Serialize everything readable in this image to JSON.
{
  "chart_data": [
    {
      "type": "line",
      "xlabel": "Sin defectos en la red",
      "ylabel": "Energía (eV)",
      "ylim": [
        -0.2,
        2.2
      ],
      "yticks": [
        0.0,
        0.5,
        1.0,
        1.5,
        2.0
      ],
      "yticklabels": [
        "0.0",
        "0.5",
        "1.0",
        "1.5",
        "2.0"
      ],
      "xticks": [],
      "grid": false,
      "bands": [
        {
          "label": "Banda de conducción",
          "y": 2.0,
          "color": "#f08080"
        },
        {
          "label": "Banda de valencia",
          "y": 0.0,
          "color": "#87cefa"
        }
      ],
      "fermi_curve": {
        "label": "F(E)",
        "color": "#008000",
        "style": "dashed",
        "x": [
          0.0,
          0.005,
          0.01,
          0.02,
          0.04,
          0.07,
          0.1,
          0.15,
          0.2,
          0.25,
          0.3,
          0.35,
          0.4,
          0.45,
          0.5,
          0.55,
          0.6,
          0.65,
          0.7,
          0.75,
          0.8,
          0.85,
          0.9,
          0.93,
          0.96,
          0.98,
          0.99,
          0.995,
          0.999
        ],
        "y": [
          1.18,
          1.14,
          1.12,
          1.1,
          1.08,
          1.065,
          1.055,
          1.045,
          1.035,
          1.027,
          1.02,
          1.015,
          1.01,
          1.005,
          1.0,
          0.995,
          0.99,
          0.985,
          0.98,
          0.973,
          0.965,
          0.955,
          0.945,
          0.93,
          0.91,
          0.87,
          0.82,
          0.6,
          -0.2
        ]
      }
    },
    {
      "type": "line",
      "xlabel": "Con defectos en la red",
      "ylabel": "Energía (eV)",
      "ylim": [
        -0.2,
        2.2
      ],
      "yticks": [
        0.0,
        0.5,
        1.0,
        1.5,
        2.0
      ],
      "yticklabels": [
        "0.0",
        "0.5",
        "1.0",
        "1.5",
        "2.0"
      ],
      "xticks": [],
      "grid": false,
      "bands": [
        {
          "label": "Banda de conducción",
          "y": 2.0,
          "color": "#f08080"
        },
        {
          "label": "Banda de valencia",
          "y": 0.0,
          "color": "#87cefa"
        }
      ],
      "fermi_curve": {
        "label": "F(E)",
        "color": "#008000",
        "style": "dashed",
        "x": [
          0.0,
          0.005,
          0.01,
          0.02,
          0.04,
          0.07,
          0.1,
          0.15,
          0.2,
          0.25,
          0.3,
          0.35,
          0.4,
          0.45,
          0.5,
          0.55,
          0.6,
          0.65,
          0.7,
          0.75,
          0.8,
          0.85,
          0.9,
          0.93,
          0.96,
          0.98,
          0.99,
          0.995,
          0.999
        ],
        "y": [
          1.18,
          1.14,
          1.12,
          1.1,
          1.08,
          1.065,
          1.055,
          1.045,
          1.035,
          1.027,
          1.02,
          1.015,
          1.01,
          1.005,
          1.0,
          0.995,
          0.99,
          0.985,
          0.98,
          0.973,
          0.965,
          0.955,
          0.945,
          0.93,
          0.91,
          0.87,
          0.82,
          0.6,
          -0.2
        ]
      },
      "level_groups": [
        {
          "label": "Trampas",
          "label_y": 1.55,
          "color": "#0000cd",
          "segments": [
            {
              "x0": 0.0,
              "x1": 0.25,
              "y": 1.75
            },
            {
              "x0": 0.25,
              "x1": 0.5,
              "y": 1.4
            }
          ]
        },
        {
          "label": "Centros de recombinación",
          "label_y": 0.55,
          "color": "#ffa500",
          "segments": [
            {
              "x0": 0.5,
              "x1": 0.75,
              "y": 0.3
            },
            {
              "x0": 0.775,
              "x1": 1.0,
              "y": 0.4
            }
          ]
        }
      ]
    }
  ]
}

☆ ☆ ☆ ☆

**Exercise**
All of the data shown above must be copied exactly.

**Solved problem**
Serialize everything readable in this image to JSON.
{
  "chart_data": [
    {
      "type": "line",
      "xlabel": "Sin defectos en la red",
      "ylabel": "Energía (eV)",
      "ylim": [
        -0.2,
        2.2
      ],
      "yticks": [
        0.0,
        0.5,
        1.0,
        1.5,
        2.0
      ],
      "yticklabels": [
        "0.0",
        "0.5",
        "1.0",
        "1.5",
        "2.0"
      ],
      "xticks": [],
      "grid": false,
      "bands": [
        {
          "label": "Banda de conducción",
          "y": 2.0,
          "color": "#f08080"
        },
        {
          "label": "Banda de valencia",
          "y": 0.0,
          "color": "#87cefa"
        }
      ],
      "fermi_curve": {
        "label": "F(E)",
        "color": "#008000",
        "style": "dashed",
        "x": [
          0.0,
          0.005,
          0.01,
          0.02,
          0.04,
          0.07,
          0.1,
          0.15,
          0.2,
          0.25,
          0.3,
          0.35,
          0.4,
          0.45,
          0.5,
          0.55,
          0.6,
          0.65,
          0.7,
          0.75,
          0.8,
          0.85,
          0.9,
          0.93,
          0.96,
          0.98,
          0.99,
          0.995,
          0.999
        ],
        "y": [
          1.18,
          1.14,
          1.12,
          1.1,
          1.08,
          1.065,
          1.055,
          1.045,
          1.035,
          1.027,
          1.02,
          1.015,
          1.01,
          1.005,
          1.0,
          0.995,
          0.99,
          0.985,
          0.98,
          0.973,
          0.965,
          0.955,
          0.945,
          0.93,
          0.91,
          0.87,
          0.82,
          0.6,
          -0.2
        ]
      }
    },
    {
      "type": "line",
      "xlabel": "Con defectos en la red",
      "ylabel": "Energía (eV)",
      "ylim": [
        -0.2,
        2.2
      ],
      "yticks": [
        0.0,
        0.5,
        1.0,
        1.5,
        2.0
      ],
      "yticklabels": [
        "0.0",
        "0.5",
        "1.0",
        "1.5",
        "2.0"
      ],
      "xticks": [],
      "grid": false,
      "bands": [
        {
          "label": "Banda de conducción",
          "y": 2.0,
          "color": "#f08080"
        },
        {
          "label": "Banda de valencia",
          "y": 0.0,
          "color": "#87cefa"
        }
      ],
      "fermi_curve": {
        "label": "F(E)",
        "color": "#008000",
        "style": "dashed",
        "x": [
          0.0,
          0.005,
          0.01,
          0.02,
          0.04,
          0.07,
          0.1,
          0.15,
          0.2,
          0.25,
          0.3,
          0.35,
          0.4,
          0.45,
          0.5,
          0.55,
          0.6,
          0.65,
          0.7,
          0.75,
          0.8,
          0.85,
          0.9,
          0.93,
          0.96,
          0.98,
          0.99,
          0.995,
          0.999
        ],
        "y": [
          1.18,
          1.14,
          1.12,
          1.1,
          1.08,
          1.065,
          1.055,
          1.045,
          1.035,
          1.027,
          1.02,
          1.015,
          1.01,
          1.005,
          1.0,
          0.995,
          0.99,
          0.985,
          0.98,
          0.973,
          0.965,
          0.955,
          0.945,
          0.93,
          0.91,
          0.87,
          0.82,
          0.6,
          -0.2
        ]
      },
      "level_groups": [
        {
          "label": "Trampas",
          "label_y": 1.55,
          "color": "#0000cd",
          "segments": [
            {
              "x0": 0.0,
              "x1": 0.25,
              "y": 1.75
            },
            {
              "x0": 0.25,
              "x1": 0.5,
              "y": 1.4
            }
          ]
        },
        {
          "label": "Centros de recombinación",
          "label_y": 0.55,
          "color": "#ffa500",
          "segments": [
            {
              "x0": 0.5,
              "x1": 0.75,
              "y": 0.3
            },
            {
              "x0": 0.775,
              "x1": 1.0,
              "y": 0.4
            }
          ]
        }
      ]
    }
  ]
}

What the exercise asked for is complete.